__Soal__.
a) Dalam teks tentang pameran DIVISI 62, apa judul pameran perdana kolektif tersebut?
b) Tuliskan lanjutan teks tentang pameran DIVISI 62, dimulai sesudah kalimat terakhirnya.

Melihat Indonesia Secara Utuh dalam Pameran DIVISI 62
Kolektif/label musik DIVISI62 menggelar pameran perdananya, dengan judul“PARIPURNA.”
Teks dan foto: Ibrahim Soetomo
Apa itu Indonesia? Pertanyaan yang sederhana, namun sulit untuk menjawabnya. Bukannya tak ada jawaban, hanya saja semakin kita menelusurinya, semakin banyak definisi, konsep dan gagasan yang akan kita temui. Namun ada satu rumusan, bahwa ‘Indonesia’ adalah hasil perkawinan antara pemikiran Barat dengan tradisi Timur. Dari bermacam segi, dari sejarah hingga kebudayaan, Indonesia sebagai negara Timur dengan berbagai tradisinya telah bercampur dengan pemikiran dan metode Barat. Sehingga, dalam membaca Indonesia, ada dua perspektif yang dapat kita gunakan: lokal dan global, atau modern dan tradisional.
Rumusan ini diterapkan oleh kolektif/label musik DIVISI 62 dalam pameran perdananya, “PARIPURNA,” untuk menggali pertanyaan “Apa itu Indonesia?” dan “Bagaimana kita mendefinisikan Indonesia?” Dalam pameran ini, DIVISI 62 melihat sosok ‘Indonesia’ secara menyeluruh (paripurna) dengan mengambil jalan tengah antara pemikiran Barat dan tradisi Timur – antara metode modern dan praktik tradisional – yang diibaratkan sebagai pendulum yang terus bergerak, dan jalan tengah tersebut merupakan tegangan yang dihasilkan oleh gerak pendulumnya. Di jalan tengah inilah mereka dapat membaca Indonesia secara utuh tanpa terjebak di satu sisi.

__Butir yang Diberikan__.
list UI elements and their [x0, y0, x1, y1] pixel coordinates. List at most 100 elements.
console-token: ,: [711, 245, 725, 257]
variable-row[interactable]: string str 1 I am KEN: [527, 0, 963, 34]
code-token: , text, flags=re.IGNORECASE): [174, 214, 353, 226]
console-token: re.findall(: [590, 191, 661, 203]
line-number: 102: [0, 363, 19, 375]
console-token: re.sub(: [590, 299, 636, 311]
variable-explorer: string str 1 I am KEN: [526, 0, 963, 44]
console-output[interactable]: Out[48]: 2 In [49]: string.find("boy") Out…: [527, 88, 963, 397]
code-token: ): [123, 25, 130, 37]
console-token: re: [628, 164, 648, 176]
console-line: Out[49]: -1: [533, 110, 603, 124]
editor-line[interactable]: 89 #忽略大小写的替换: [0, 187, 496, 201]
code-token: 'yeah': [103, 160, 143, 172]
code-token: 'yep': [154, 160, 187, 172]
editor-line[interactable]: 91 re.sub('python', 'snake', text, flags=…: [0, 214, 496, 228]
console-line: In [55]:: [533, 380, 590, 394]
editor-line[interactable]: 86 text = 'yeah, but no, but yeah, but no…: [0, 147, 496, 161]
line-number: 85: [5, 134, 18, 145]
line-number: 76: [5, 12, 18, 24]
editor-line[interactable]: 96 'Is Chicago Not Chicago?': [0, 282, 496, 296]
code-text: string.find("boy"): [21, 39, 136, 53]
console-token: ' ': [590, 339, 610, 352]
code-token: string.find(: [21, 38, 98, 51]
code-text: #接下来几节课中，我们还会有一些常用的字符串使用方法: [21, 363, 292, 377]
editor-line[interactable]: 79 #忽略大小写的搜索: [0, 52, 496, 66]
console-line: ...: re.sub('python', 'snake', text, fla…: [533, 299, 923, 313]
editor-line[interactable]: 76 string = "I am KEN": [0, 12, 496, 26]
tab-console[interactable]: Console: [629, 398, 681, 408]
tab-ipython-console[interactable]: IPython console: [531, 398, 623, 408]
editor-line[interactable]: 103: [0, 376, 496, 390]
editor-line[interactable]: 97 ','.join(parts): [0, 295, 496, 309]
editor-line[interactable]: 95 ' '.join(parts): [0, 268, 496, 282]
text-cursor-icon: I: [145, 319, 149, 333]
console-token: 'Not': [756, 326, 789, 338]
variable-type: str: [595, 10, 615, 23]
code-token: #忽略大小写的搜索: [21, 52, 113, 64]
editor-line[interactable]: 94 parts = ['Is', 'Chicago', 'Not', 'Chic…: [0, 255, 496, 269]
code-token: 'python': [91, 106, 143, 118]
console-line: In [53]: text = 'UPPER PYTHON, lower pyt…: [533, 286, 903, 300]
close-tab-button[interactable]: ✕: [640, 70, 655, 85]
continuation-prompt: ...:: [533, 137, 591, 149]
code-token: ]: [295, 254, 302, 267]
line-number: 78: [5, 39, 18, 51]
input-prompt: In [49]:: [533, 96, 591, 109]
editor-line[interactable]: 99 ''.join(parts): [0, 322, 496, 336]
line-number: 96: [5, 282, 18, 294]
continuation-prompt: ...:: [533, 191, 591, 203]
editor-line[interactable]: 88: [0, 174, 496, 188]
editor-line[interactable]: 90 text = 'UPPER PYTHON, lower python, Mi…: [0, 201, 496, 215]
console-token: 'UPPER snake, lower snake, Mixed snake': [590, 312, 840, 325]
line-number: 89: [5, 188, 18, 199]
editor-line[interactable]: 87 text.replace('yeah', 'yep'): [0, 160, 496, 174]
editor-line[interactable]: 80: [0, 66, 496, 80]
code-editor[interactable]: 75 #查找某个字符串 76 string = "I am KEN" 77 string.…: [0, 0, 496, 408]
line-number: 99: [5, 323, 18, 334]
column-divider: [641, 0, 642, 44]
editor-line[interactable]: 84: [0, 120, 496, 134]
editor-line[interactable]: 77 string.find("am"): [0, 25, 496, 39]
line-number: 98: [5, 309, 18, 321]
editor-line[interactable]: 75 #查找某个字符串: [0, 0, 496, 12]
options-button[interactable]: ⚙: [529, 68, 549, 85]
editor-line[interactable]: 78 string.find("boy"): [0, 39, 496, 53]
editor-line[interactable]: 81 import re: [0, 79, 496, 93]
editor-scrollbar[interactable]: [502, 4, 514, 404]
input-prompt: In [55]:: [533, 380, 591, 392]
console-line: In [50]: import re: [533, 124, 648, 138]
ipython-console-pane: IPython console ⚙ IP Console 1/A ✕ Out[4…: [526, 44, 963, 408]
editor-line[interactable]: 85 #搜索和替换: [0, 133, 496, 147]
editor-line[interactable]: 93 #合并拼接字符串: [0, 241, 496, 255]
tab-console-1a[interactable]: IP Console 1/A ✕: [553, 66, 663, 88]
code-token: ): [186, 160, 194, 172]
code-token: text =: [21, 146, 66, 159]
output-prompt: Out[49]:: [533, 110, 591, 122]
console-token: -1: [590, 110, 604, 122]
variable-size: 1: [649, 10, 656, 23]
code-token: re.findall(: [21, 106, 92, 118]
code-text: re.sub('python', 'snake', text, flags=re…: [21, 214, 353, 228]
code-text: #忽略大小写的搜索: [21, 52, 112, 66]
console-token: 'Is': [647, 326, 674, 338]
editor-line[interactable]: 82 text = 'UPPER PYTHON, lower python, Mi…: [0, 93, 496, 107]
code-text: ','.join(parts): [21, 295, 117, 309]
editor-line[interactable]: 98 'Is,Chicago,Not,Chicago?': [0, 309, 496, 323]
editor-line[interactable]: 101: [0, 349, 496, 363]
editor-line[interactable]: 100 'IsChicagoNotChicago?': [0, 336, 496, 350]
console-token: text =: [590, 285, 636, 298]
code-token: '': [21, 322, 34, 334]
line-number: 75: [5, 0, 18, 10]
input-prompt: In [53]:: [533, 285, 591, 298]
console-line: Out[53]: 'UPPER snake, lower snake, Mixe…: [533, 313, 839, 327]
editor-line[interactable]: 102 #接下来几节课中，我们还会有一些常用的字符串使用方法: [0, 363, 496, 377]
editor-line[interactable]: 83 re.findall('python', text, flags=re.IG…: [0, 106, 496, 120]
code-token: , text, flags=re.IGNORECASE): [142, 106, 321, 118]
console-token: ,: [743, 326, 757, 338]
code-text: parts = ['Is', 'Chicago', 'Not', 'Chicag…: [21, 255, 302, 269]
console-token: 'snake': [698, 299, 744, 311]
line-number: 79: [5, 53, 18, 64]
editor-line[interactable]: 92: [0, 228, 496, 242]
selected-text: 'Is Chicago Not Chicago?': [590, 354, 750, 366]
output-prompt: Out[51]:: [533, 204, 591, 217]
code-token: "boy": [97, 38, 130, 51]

__Hasil Tiap Tugas__.
a) “PARIPURNA”

b)
Jika mengambil sudut pandang Barat dan Timur, maka, sah kalau kita sebut bahwa tidak ada yang benar-benar asli Indonesia, karena penduduknya pun merupakan keturunan dari berbagai etnis. Hal ini diutarakan melalui karya “Riwayat” yang menampilkan sebuah photoset orang-orang Indonesia dengan darah Belanda, Arab hingga Cina. Wajah dari orang-orang ini tidak kita kenal, namun dapat menggambarkan keragaman identitas yang turun menurun hadir di Indonesia. Photoset ini lalu dihubungkan dengan sepasang gendang yang diibaratkan sebagai riwayat keturunan orang-orang Indonesia yang jejaknya menggaung hingga saat ini.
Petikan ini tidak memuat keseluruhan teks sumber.